> [WHAT IS REQUIRED]: Quote every line below exactly as it reads.

> [PROVIDED DATA]:
--

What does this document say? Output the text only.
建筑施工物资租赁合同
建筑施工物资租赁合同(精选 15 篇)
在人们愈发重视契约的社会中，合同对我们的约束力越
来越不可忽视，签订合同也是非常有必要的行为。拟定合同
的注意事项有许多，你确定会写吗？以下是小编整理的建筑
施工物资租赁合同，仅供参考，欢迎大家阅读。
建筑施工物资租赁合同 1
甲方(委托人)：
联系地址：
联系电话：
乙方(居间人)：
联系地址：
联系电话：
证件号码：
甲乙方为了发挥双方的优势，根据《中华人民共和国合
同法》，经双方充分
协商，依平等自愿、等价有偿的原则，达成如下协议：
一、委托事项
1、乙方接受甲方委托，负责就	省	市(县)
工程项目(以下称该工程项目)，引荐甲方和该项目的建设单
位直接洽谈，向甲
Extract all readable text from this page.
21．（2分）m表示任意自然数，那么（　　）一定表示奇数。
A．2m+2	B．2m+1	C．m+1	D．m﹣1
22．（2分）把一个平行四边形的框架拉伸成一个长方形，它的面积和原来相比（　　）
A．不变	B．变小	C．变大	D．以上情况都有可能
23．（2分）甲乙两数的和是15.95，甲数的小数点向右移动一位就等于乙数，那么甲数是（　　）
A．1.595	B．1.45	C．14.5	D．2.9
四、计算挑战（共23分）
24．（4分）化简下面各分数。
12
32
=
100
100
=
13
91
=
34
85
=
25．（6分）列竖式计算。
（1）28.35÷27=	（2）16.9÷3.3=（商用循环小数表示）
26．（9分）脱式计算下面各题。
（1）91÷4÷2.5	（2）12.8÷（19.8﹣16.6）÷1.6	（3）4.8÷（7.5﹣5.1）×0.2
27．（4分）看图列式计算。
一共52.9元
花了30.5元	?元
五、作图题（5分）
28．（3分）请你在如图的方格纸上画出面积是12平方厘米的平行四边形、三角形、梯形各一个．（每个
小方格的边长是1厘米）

--

> [COMPLETED EXERCISE]:
What does this document say? Output the text only.
建筑施工物资租赁合同
建筑施工物资租赁合同(精选 15 篇)
在人们愈发重视契约的社会中，合同对我们的约束力越
来越不可忽视，签订合同也是非常有必要的行为。拟定合同
的注意事项有许多，你确定会写吗？以下是小编整理的建筑
施工物资租赁合同，仅供参考，欢迎大家阅读。
建筑施工物资租赁合同 1
甲方(委托人)：
联系地址：
联系电话：
乙方(居间人)：
联系地址：
联系电话：
证件号码：
甲乙方为了发挥双方的优势，根据《中华人民共和国合
同法》，经双方充分
协商，依平等自愿、等价有偿的原则，达成如下协议：
一、委托事项
1、乙方接受甲方委托，负责就	省	市(县)
工程项目(以下称该工程项目)，引荐甲方和该项目的建设单
位直接洽谈，向甲
Extract all readable text from this page.
21．（2分）m表示任意自然数，那么（　　）一定表示奇数。
A．2m+2	B．2m+1	C．m+1	D．m﹣1
22．（2分）把一个平行四边形的框架拉伸成一个长方形，它的面积和原来相比（　　）
A．不变	B．变小	C．变大	D．以上情况都有可能
23．（2分）甲乙两数的和是15.95，甲数的小数点向右移动一位就等于乙数，那么甲数是（　　）
A．1.595	B．1.45	C．14.5	D．2.9
四、计算挑战（共23分）
24．（4分）化简下面各分数。
12
32
=
100
100
=
13
91
=
34
85
=
25．（6分）列竖式计算。
（1）28.35÷27=	（2）16.9÷3.3=（商用循环小数表示）
26．（9分）脱式计算下面各题。
（1）91÷4÷2.5	（2）12.8÷（19.8﹣16.6）÷1.6	（3）4.8÷（7.5﹣5.1）×0.2
27．（4分）看图列式计算。
一共52.9元
花了30.5元	?元
五、作图题（5分）
28．（3分）请你在如图的方格纸上画出面积是12平方厘米的平行四边形、三角形、梯形各一个．（每个
小方格的边长是1厘米）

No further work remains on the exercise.